Search the records for the word "whislo" and pick out every line that has it.
───── ITEMS
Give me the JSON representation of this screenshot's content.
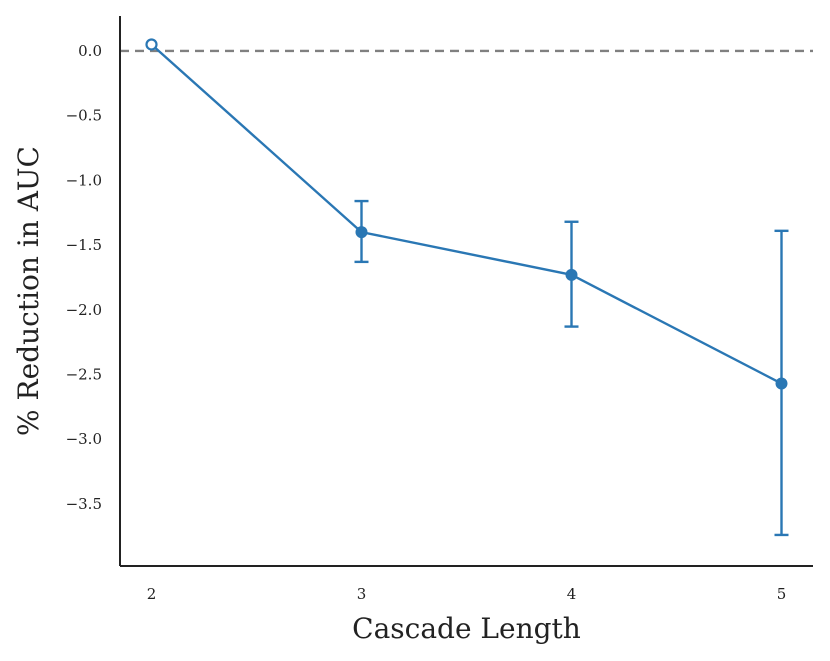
{
  "chart_data": {
    "type": "line",
    "title": "",
    "xlabel": "Cascade Length",
    "ylabel": "% Reduction in AUC",
    "x": [
      2,
      3,
      4,
      5
    ],
    "x_tick_labels": [
      "2",
      "3",
      "4",
      "5"
    ],
    "y_ticks": [
      0.0,
      -0.5,
      -1.0,
      -1.5,
      -2.0,
      -2.5,
      -3.0,
      -3.5
    ],
    "y_tick_labels": [
      "0.0",
      "−0.5",
      "−1.0",
      "−1.5",
      "−2.0",
      "−2.5",
      "−3.0",
      "−3.5"
    ],
    "xlim": [
      1.85,
      5.15
    ],
    "ylim": [
      -3.98,
      0.27
    ],
    "series": [
      {
        "values": [
          0.05,
          -1.4,
          -1.73,
          -2.57
        ],
        "error_lower": [
          0.05,
          -1.63,
          -2.13,
          -3.74
        ],
        "error_upper": [
          0.05,
          -1.16,
          -1.32,
          -1.39
        ],
        "hollow_points": [
          true,
          false,
          false,
          false
        ],
        "color": "#2a77b4"
      }
    ],
    "reference_line": {
      "y": 0.0,
      "style": "dashed",
      "color": "#808080"
    },
    "grid": false,
    "legend": "none"
  }
}
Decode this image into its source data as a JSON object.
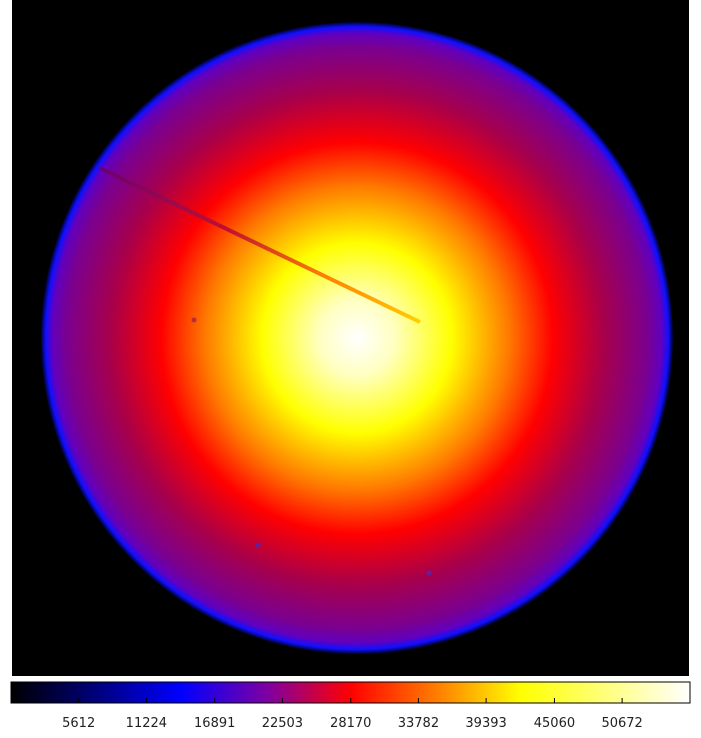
{
  "colorbar": {
    "range": [
      0,
      56300
    ],
    "ticks": [
      5612,
      11224,
      16891,
      22503,
      28170,
      33782,
      39393,
      45060,
      50672
    ]
  }
}
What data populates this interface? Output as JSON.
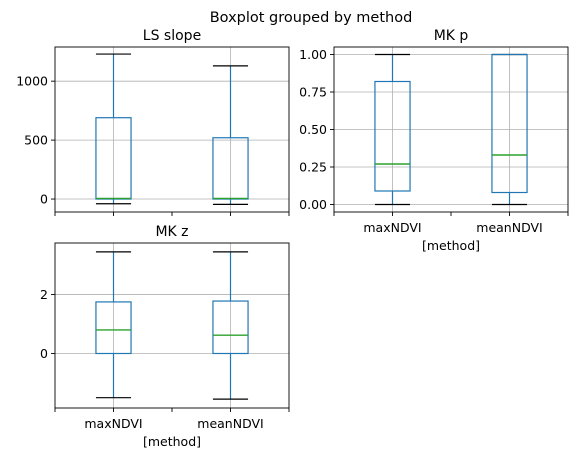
{
  "suptitle": "Boxplot grouped by method",
  "chart_data": [
    {
      "type": "box",
      "title": "LS slope",
      "xlabel": "",
      "categories": [
        "maxNDVI",
        "meanNDVI"
      ],
      "show_xticklabels": false,
      "ylim": [
        -110,
        1290
      ],
      "yticks": [
        0,
        500,
        1000
      ],
      "yticklabels": [
        "0",
        "500",
        "1000"
      ],
      "grid": true,
      "boxes": [
        {
          "whislo": -40,
          "q1": 0,
          "med": 5,
          "q3": 690,
          "whishi": 1230
        },
        {
          "whislo": -45,
          "q1": 0,
          "med": 5,
          "q3": 520,
          "whishi": 1130
        }
      ]
    },
    {
      "type": "box",
      "title": "MK p",
      "xlabel": "[method]",
      "categories": [
        "maxNDVI",
        "meanNDVI"
      ],
      "show_xticklabels": true,
      "ylim": [
        -0.05,
        1.05
      ],
      "yticks": [
        0,
        0.25,
        0.5,
        0.75,
        1.0
      ],
      "yticklabels": [
        "0.00",
        "0.25",
        "0.50",
        "0.75",
        "1.00"
      ],
      "grid": true,
      "boxes": [
        {
          "whislo": 0.0,
          "q1": 0.09,
          "med": 0.27,
          "q3": 0.82,
          "whishi": 1.0
        },
        {
          "whislo": 0.0,
          "q1": 0.08,
          "med": 0.33,
          "q3": 1.0,
          "whishi": 1.0
        }
      ]
    },
    {
      "type": "box",
      "title": "MK z",
      "xlabel": "[method]",
      "categories": [
        "maxNDVI",
        "meanNDVI"
      ],
      "show_xticklabels": true,
      "ylim": [
        -1.85,
        3.75
      ],
      "yticks": [
        0,
        2
      ],
      "yticklabels": [
        "0",
        "2"
      ],
      "grid": true,
      "boxes": [
        {
          "whislo": -1.5,
          "q1": 0.0,
          "med": 0.8,
          "q3": 1.75,
          "whishi": 3.45
        },
        {
          "whislo": -1.55,
          "q1": 0.0,
          "med": 0.62,
          "q3": 1.78,
          "whishi": 3.45
        }
      ]
    }
  ]
}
──────────
**ANSWER TO THIS EXERCISE:**
          "whislo": -40,
          "whislo": -45,
          "whislo": 0.0,
          "whislo": 0.0,
          "whislo": -1.5,
          "whislo": -1.55,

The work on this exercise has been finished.